-------- The input --------
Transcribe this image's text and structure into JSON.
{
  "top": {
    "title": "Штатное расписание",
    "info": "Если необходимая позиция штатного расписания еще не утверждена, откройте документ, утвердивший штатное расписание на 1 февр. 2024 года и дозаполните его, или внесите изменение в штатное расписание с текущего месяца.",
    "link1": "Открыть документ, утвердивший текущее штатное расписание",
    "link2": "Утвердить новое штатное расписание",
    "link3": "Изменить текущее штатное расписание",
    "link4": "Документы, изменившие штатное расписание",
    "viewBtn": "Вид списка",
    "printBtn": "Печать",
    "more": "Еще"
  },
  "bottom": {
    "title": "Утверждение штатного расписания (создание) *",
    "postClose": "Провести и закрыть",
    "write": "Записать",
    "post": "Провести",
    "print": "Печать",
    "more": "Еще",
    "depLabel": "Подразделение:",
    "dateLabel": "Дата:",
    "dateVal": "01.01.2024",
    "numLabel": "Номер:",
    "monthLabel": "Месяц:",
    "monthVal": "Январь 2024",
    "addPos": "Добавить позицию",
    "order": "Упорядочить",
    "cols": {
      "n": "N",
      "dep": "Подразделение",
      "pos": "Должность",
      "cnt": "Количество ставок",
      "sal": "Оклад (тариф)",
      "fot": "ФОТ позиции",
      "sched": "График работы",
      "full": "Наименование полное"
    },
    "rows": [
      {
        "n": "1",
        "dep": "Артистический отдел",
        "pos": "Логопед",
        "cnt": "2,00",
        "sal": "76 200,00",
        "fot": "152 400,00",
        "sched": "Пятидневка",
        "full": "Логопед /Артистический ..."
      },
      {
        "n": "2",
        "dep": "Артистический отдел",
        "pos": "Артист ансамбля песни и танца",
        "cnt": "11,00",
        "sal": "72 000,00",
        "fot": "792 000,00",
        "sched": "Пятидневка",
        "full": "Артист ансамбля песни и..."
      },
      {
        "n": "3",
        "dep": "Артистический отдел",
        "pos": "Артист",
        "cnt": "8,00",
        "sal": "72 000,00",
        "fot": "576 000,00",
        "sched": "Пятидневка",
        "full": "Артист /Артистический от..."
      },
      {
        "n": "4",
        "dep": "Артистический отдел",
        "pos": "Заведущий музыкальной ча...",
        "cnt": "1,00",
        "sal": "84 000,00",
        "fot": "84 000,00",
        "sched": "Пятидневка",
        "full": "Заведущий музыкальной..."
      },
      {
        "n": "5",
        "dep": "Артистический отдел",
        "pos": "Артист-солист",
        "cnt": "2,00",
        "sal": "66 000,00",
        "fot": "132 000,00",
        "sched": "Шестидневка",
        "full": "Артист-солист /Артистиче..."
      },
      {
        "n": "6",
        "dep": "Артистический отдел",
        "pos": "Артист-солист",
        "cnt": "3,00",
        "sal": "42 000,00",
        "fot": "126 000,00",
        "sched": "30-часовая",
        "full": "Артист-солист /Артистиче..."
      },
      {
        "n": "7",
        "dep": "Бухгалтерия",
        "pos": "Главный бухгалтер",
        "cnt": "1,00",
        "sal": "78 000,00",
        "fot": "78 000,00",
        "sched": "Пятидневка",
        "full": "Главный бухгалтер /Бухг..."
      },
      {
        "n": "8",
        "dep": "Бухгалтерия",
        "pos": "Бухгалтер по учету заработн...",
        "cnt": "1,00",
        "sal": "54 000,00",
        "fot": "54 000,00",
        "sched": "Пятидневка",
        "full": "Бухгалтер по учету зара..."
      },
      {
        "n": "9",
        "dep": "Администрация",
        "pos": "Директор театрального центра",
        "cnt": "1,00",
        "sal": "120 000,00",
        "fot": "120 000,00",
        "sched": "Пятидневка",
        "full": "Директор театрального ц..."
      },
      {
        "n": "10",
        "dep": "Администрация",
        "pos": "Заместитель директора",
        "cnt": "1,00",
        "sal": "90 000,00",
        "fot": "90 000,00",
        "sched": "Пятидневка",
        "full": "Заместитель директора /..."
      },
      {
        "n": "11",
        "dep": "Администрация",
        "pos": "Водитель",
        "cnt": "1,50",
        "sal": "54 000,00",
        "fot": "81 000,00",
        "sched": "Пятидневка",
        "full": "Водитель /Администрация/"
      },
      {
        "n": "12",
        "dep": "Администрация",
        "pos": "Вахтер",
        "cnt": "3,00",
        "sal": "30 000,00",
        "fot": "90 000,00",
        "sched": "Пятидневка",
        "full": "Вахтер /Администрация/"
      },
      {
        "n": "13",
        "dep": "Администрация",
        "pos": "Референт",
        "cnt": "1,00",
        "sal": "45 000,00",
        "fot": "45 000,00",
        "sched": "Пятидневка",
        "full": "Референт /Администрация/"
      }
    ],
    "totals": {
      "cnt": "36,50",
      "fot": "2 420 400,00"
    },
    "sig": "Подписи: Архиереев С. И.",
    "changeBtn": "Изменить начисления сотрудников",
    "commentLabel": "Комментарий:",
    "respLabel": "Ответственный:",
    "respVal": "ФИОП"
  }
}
--------
— Task statement —
Restate the data above exactly, keeping each word as it stands.

— Problem solution —
Transcribe this image's text and structure into JSON.
{
  "top": {
    "title": "Штатное расписание",
    "info": "Если необходимая позиция штатного расписания еще не утверждена, откройте документ, утвердивший штатное расписание на 1 февр. 2024 года и дозаполните его, или внесите изменение в штатное расписание с текущего месяца.",
    "link1": "Открыть документ, утвердивший текущее штатное расписание",
    "link2": "Утвердить новое штатное расписание",
    "link3": "Изменить текущее штатное расписание",
    "link4": "Документы, изменившие штатное расписание",
    "viewBtn": "Вид списка",
    "printBtn": "Печать",
    "more": "Еще"
  },
  "bottom": {
    "title": "Утверждение штатного расписания (создание) *",
    "postClose": "Провести и закрыть",
    "write": "Записать",
    "post": "Провести",
    "print": "Печать",
    "more": "Еще",
    "depLabel": "Подразделение:",
    "dateLabel": "Дата:",
    "dateVal": "01.01.2024",
    "numLabel": "Номер:",
    "monthLabel": "Месяц:",
    "monthVal": "Январь 2024",
    "addPos": "Добавить позицию",
    "order": "Упорядочить",
    "cols": {
      "n": "N",
      "dep": "Подразделение",
      "pos": "Должность",
      "cnt": "Количество ставок",
      "sal": "Оклад (тариф)",
      "fot": "ФОТ позиции",
      "sched": "График работы",
      "full": "Наименование полное"
    },
    "rows": [
      {
        "n": "1",
        "dep": "Артистический отдел",
        "pos": "Логопед",
        "cnt": "2,00",
        "sal": "76 200,00",
        "fot": "152 400,00",
        "sched": "Пятидневка",
        "full": "Логопед /Артистический ..."
      },
      {
        "n": "2",
        "dep": "Артистический отдел",
        "pos": "Артист ансамбля песни и танца",
        "cnt": "11,00",
        "sal": "72 000,00",
        "fot": "792 000,00",
        "sched": "Пятидневка",
        "full": "Артист ансамбля песни и..."
      },
      {
        "n": "3",
        "dep": "Артистический отдел",
        "pos": "Артист",
        "cnt": "8,00",
        "sal": "72 000,00",
        "fot": "576 000,00",
        "sched": "Пятидневка",
        "full": "Артист /Артистический от..."
      },
      {
        "n": "4",
        "dep": "Артистический отдел",
        "pos": "Заведущий музыкальной ча...",
        "cnt": "1,00",
        "sal": "84 000,00",
        "fot": "84 000,00",
        "sched": "Пятидневка",
        "full": "Заведущий музыкальной..."
      },
      {
        "n": "5",
        "dep": "Артистический отдел",
        "pos": "Артист-солист",
        "cnt": "2,00",
        "sal": "66 000,00",
        "fot": "132 000,00",
        "sched": "Шестидневка",
        "full": "Артист-солист /Артистиче..."
      },
      {
        "n": "6",
        "dep": "Артистический отдел",
        "pos": "Артист-солист",
        "cnt": "3,00",
        "sal": "42 000,00",
        "fot": "126 000,00",
        "sched": "30-часовая",
        "full": "Артист-солист /Артистиче..."
      },
      {
        "n": "7",
        "dep": "Бухгалтерия",
        "pos": "Главный бухгалтер",
        "cnt": "1,00",
        "sal": "78 000,00",
        "fot": "78 000,00",
        "sched": "Пятидневка",
        "full": "Главный бухгалтер /Бухг..."
      },
      {
        "n": "8",
        "dep": "Бухгалтерия",
        "pos": "Бухгалтер по учету заработн...",
        "cnt": "1,00",
        "sal": "54 000,00",
        "fot": "54 000,00",
        "sched": "Пятидневка",
        "full": "Бухгалтер по учету зара..."
      },
      {
        "n": "9",
        "dep": "Администрация",
        "pos": "Директор театрального центра",
        "cnt": "1,00",
        "sal": "120 000,00",
        "fot": "120 000,00",
        "sched": "Пятидневка",
        "full": "Директор театрального ц..."
      },
      {
        "n": "10",
        "dep": "Администрация",
        "pos": "Заместитель директора",
        "cnt": "1,00",
        "sal": "90 000,00",
        "fot": "90 000,00",
        "sched": "Пятидневка",
        "full": "Заместитель директора /..."
      },
      {
        "n": "11",
        "dep": "Администрация",
        "pos": "Водитель",
        "cnt": "1,50",
        "sal": "54 000,00",
        "fot": "81 000,00",
        "sched": "Пятидневка",
        "full": "Водитель /Администрация/"
      },
      {
        "n": "12",
        "dep": "Администрация",
        "pos": "Вахтер",
        "cnt": "3,00",
        "sal": "30 000,00",
        "fot": "90 000,00",
        "sched": "Пятидневка",
        "full": "Вахтер /Администрация/"
      },
      {
        "n": "13",
        "dep": "Администрация",
        "pos": "Референт",
        "cnt": "1,00",
        "sal": "45 000,00",
        "fot": "45 000,00",
        "sched": "Пятидневка",
        "full": "Референт /Администрация/"
      }
    ],
    "totals": {
      "cnt": "36,50",
      "fot": "2 420 400,00"
    },
    "sig": "Подписи: Архиереев С. И.",
    "changeBtn": "Изменить начисления сотрудников",
    "commentLabel": "Комментарий:",
    "respLabel": "Ответственный:",
    "respVal": "ФИОП"
  }
}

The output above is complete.